*WORK TO COMPLETE*: Go through the listing below and gather every line with the word "πολύγωνον".

### RECORD EXTRACTS ###

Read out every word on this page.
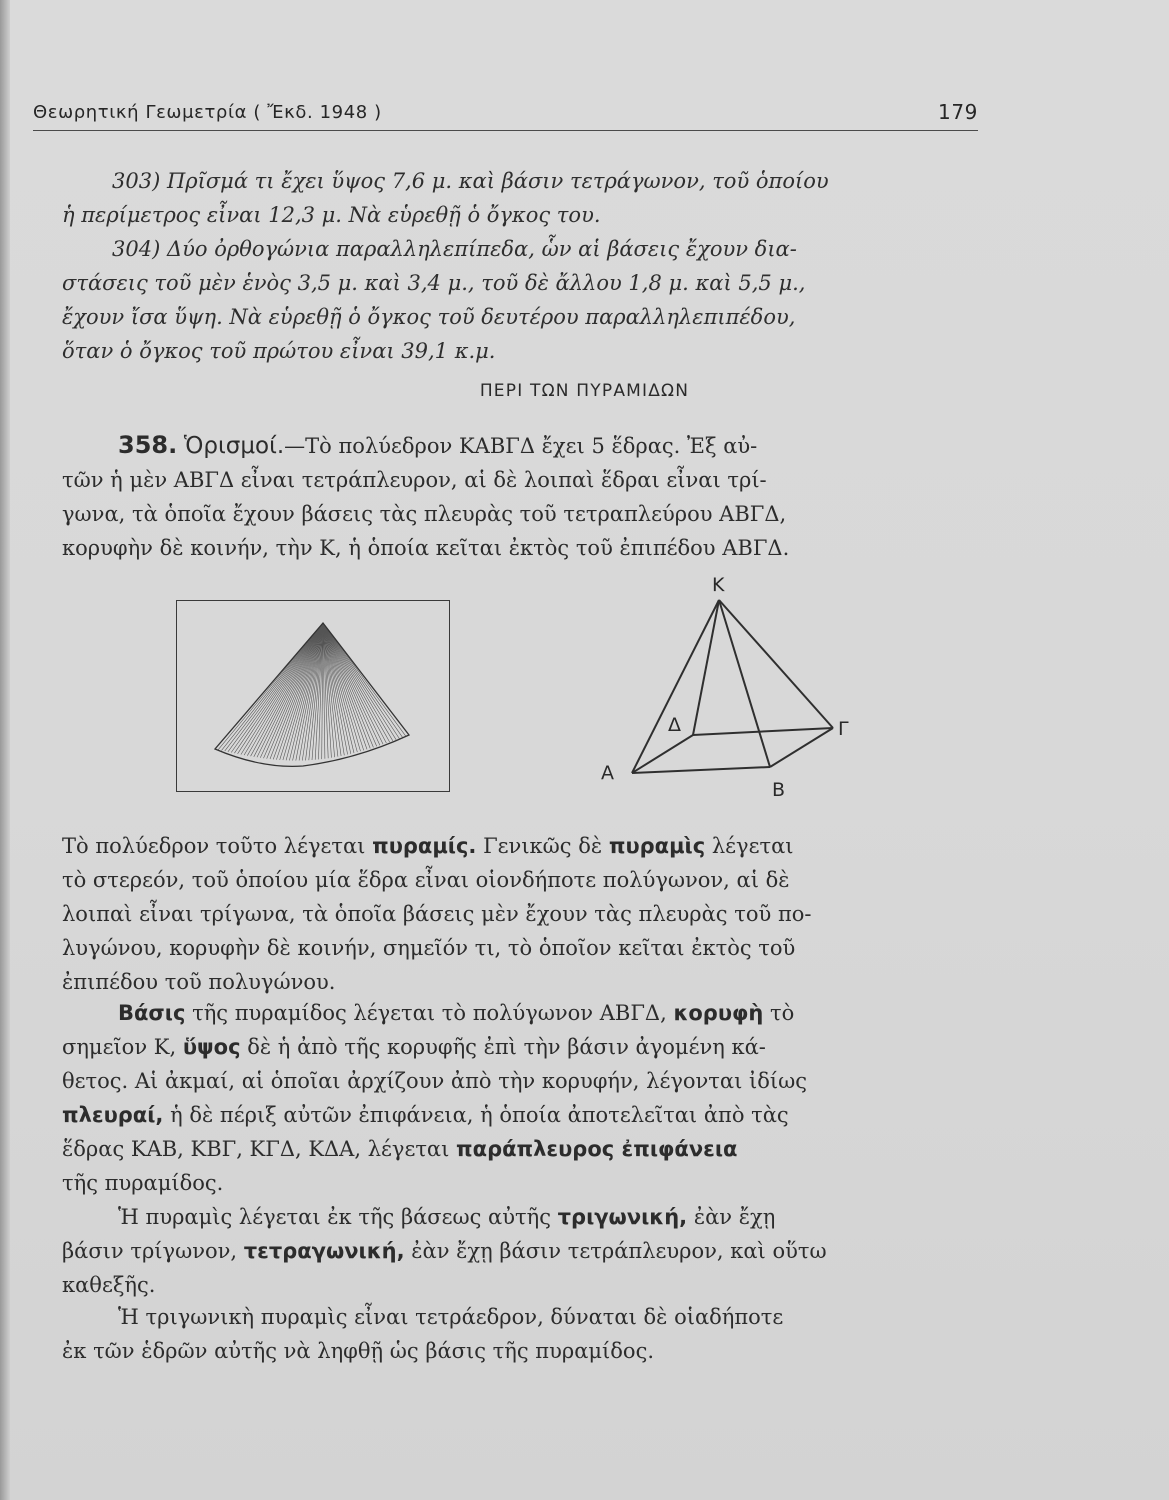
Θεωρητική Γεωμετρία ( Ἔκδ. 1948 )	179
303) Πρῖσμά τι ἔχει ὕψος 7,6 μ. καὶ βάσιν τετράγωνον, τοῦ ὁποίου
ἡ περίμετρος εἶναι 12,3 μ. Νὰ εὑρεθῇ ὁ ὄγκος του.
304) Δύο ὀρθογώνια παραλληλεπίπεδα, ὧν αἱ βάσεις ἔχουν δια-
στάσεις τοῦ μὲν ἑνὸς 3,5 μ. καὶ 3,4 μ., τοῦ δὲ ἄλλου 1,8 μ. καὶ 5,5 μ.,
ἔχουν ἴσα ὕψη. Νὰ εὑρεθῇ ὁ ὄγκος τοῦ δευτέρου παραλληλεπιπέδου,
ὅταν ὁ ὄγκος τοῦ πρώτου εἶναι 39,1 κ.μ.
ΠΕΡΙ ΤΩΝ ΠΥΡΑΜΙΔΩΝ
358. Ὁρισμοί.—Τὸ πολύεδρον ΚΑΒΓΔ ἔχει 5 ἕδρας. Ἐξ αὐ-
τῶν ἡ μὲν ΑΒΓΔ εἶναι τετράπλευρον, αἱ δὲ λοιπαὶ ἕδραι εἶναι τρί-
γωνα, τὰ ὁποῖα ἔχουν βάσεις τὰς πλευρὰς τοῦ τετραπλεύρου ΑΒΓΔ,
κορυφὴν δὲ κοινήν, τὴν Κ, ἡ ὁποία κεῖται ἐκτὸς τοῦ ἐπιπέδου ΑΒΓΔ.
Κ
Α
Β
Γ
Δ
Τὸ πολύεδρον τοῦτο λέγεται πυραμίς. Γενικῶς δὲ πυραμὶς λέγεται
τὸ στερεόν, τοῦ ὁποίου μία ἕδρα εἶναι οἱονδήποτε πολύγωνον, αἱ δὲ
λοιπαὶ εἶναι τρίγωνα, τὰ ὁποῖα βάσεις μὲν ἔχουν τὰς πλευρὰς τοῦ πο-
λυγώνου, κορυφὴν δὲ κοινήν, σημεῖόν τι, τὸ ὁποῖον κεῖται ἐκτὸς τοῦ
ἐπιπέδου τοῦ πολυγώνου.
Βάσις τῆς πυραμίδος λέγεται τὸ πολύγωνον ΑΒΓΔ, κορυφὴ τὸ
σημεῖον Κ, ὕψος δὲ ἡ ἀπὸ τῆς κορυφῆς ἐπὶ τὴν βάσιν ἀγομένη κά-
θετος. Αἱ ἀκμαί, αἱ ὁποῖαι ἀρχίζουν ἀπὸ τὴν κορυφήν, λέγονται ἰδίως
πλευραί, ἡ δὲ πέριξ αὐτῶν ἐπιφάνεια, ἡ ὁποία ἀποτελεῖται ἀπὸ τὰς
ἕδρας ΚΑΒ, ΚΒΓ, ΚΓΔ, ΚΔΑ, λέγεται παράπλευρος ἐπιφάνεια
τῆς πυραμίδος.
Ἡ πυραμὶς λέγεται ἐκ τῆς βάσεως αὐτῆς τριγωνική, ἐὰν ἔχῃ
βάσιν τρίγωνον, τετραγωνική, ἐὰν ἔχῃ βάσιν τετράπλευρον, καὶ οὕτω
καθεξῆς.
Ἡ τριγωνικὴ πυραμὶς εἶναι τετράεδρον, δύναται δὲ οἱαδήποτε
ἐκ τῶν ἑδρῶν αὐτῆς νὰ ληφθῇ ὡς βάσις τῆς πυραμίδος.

###

*WORKED SOLUTION*:
τὸ στερεόν, τοῦ ὁποίου μία ἕδρα εἶναι οἱονδήποτε πολύγωνον, αἱ δὲ
Βάσις τῆς πυραμίδος λέγεται τὸ πολύγωνον ΑΒΓΔ, κορυφὴ τὸ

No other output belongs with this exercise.